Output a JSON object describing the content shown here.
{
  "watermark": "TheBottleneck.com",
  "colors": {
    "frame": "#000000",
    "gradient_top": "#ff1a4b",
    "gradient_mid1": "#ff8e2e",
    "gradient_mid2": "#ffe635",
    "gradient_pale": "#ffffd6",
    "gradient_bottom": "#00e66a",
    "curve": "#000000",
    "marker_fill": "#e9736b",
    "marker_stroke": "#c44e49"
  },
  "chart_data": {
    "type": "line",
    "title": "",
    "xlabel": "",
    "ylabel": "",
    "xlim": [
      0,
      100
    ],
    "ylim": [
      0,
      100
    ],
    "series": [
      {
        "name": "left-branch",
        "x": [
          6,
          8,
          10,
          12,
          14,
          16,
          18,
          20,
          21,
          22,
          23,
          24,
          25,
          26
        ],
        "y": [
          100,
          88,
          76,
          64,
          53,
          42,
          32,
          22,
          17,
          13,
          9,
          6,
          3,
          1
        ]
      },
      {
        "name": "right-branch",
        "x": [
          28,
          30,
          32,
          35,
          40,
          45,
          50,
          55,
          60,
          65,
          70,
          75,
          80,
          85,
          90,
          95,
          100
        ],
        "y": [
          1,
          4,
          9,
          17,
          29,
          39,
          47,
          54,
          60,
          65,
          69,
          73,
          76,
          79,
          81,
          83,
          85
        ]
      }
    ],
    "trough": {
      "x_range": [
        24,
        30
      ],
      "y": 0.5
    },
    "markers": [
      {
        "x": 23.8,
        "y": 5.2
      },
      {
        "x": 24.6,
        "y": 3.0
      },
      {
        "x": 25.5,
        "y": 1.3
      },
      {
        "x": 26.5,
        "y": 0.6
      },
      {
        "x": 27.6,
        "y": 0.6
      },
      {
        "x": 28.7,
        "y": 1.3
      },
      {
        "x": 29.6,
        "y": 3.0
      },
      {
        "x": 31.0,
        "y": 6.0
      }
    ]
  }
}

--------------------

- [Written instruction]
Write the data from above out again, exactly.

- [Answer below]
Output a JSON object describing the content shown here.
{
  "watermark": "TheBottleneck.com",
  "colors": {
    "frame": "#000000",
    "gradient_top": "#ff1a4b",
    "gradient_mid1": "#ff8e2e",
    "gradient_mid2": "#ffe635",
    "gradient_pale": "#ffffd6",
    "gradient_bottom": "#00e66a",
    "curve": "#000000",
    "marker_fill": "#e9736b",
    "marker_stroke": "#c44e49"
  },
  "chart_data": {
    "type": "line",
    "title": "",
    "xlabel": "",
    "ylabel": "",
    "xlim": [
      0,
      100
    ],
    "ylim": [
      0,
      100
    ],
    "series": [
      {
        "name": "left-branch",
        "x": [
          6,
          8,
          10,
          12,
          14,
          16,
          18,
          20,
          21,
          22,
          23,
          24,
          25,
          26
        ],
        "y": [
          100,
          88,
          76,
          64,
          53,
          42,
          32,
          22,
          17,
          13,
          9,
          6,
          3,
          1
        ]
      },
      {
        "name": "right-branch",
        "x": [
          28,
          30,
          32,
          35,
          40,
          45,
          50,
          55,
          60,
          65,
          70,
          75,
          80,
          85,
          90,
          95,
          100
        ],
        "y": [
          1,
          4,
          9,
          17,
          29,
          39,
          47,
          54,
          60,
          65,
          69,
          73,
          76,
          79,
          81,
          83,
          85
        ]
      }
    ],
    "trough": {
      "x_range": [
        24,
        30
      ],
      "y": 0.5
    },
    "markers": [
      {
        "x": 23.8,
        "y": 5.2
      },
      {
        "x": 24.6,
        "y": 3.0
      },
      {
        "x": 25.5,
        "y": 1.3
      },
      {
        "x": 26.5,
        "y": 0.6
      },
      {
        "x": 27.6,
        "y": 0.6
      },
      {
        "x": 28.7,
        "y": 1.3
      },
      {
        "x": 29.6,
        "y": 3.0
      },
      {
        "x": 31.0,
        "y": 6.0
      }
    ]
  }
}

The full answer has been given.